(Recorded data)
____
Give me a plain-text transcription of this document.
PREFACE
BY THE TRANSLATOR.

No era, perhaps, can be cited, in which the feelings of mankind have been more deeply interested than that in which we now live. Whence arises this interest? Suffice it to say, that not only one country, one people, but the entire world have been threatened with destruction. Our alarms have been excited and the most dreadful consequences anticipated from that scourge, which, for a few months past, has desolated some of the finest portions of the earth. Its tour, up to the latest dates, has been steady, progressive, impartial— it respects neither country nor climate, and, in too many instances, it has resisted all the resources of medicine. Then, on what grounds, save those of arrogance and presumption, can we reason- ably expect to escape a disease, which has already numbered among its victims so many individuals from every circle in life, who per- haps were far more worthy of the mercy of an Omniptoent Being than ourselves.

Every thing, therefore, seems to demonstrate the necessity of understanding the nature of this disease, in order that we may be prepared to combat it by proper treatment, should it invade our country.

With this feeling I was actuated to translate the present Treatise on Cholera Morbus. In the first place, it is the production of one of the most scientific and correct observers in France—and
____
_Task description_.
Faithfully transcribe the whole of the data.

_Answer to this exercise_.
Give me a plain-text transcription of this document.
PREFACE
BY THE TRANSLATOR.

No era, perhaps, can be cited, in which the feelings of mankind have been more deeply interested than that in which we now live. Whence arises this interest? Suffice it to say, that not only one country, one people, but the entire world have been threatened with destruction. Our alarms have been excited and the most dreadful consequences anticipated from that scourge, which, for a few months past, has desolated some of the finest portions of the earth. Its tour, up to the latest dates, has been steady, progressive, impartial— it respects neither country nor climate, and, in too many instances, it has resisted all the resources of medicine. Then, on what grounds, save those of arrogance and presumption, can we reason- ably expect to escape a disease, which has already numbered among its victims so many individuals from every circle in life, who per- haps were far more worthy of the mercy of an Omniptoent Being than ourselves.

Every thing, therefore, seems to demonstrate the necessity of understanding the nature of this disease, in order that we may be prepared to combat it by proper treatment, should it invade our country.

With this feeling I was actuated to translate the present Treatise on Cholera Morbus. In the first place, it is the production of one of the most scientific and correct observers in France—and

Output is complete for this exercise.